All lines with the word "header" must be pulled from the entries below.
========
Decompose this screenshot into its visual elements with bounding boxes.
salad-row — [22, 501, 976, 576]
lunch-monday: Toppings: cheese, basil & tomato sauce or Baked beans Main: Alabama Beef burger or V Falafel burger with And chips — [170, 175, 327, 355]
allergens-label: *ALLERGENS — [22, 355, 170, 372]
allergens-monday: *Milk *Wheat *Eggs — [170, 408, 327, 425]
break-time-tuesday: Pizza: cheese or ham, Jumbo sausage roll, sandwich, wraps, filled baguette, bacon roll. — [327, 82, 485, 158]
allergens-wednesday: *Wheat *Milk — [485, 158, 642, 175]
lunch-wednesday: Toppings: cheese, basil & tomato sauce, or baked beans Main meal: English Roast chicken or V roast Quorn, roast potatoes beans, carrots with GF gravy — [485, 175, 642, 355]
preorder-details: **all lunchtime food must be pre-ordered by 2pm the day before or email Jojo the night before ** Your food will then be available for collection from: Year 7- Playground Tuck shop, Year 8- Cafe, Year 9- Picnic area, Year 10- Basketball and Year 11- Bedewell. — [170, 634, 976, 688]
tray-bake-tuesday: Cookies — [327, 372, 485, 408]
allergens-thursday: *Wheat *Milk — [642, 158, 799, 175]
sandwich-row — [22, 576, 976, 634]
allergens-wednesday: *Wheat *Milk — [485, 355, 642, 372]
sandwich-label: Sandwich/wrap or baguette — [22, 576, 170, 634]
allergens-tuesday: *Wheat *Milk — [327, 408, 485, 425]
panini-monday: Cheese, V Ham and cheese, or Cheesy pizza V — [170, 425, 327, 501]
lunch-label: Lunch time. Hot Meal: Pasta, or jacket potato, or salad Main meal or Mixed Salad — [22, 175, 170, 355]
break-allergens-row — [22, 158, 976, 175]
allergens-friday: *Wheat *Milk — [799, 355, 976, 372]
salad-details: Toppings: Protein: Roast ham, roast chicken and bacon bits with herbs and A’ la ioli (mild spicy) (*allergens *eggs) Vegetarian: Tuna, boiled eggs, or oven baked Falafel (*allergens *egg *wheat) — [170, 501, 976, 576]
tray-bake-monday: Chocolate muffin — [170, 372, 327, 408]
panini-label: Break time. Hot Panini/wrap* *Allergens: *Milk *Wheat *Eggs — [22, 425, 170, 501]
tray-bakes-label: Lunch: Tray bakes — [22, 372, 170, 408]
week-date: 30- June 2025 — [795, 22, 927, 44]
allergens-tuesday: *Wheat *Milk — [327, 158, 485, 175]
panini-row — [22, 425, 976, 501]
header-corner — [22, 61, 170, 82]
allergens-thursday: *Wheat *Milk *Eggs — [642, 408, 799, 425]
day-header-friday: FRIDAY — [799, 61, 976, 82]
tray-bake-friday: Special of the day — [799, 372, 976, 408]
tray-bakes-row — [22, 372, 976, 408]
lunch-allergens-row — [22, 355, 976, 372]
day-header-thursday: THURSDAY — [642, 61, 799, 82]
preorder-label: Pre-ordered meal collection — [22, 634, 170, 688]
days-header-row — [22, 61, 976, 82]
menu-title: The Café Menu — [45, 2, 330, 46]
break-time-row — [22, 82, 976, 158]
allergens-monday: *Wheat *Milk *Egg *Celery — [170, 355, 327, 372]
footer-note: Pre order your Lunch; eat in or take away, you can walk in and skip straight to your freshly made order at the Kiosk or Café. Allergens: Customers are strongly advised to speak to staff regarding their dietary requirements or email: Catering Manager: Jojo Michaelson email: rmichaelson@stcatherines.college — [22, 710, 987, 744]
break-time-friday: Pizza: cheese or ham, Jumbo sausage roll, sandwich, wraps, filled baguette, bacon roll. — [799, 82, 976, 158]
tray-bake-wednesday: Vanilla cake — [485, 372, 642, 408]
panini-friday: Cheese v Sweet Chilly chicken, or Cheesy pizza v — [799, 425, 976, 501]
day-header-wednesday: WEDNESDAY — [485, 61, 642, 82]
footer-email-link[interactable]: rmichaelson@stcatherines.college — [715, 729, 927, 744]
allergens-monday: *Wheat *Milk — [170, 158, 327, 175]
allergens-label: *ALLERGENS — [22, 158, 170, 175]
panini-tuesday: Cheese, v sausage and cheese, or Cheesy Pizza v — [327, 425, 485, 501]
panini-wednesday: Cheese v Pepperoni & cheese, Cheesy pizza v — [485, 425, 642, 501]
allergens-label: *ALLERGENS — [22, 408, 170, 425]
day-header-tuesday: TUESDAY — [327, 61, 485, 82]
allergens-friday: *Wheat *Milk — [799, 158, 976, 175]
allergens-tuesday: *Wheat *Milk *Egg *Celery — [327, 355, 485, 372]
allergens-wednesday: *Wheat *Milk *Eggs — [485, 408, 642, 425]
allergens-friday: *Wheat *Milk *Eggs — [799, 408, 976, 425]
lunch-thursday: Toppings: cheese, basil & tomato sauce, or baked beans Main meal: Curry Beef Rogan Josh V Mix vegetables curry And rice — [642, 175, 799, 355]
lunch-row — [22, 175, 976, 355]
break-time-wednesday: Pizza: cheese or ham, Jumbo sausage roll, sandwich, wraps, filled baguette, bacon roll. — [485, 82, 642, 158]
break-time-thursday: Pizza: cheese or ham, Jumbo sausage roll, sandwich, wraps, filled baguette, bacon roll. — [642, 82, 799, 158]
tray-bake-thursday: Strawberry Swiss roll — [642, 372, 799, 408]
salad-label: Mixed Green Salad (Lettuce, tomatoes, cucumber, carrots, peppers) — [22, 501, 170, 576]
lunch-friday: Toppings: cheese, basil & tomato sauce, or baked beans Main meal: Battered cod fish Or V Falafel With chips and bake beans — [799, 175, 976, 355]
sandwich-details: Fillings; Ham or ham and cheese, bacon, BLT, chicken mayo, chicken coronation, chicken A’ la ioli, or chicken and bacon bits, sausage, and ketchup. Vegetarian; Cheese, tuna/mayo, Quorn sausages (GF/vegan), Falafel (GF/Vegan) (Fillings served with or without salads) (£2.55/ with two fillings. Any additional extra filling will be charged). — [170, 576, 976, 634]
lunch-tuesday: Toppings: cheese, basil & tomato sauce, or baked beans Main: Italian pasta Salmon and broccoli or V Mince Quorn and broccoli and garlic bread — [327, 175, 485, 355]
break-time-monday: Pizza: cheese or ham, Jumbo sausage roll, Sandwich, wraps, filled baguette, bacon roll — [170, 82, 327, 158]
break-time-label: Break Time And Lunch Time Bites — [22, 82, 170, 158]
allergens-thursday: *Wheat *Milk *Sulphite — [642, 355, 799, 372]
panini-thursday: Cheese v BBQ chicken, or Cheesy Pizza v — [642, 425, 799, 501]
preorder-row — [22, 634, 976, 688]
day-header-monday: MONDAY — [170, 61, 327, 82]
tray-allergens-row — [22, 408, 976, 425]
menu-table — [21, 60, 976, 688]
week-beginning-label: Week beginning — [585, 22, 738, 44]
========
- Reply:
header-corner — [22, 61, 170, 82]
day-header-friday: FRIDAY — [799, 61, 976, 82]
day-header-thursday: THURSDAY — [642, 61, 799, 82]
days-header-row — [22, 61, 976, 82]
day-header-wednesday: WEDNESDAY — [485, 61, 642, 82]
day-header-tuesday: TUESDAY — [327, 61, 485, 82]
day-header-monday: MONDAY — [170, 61, 327, 82]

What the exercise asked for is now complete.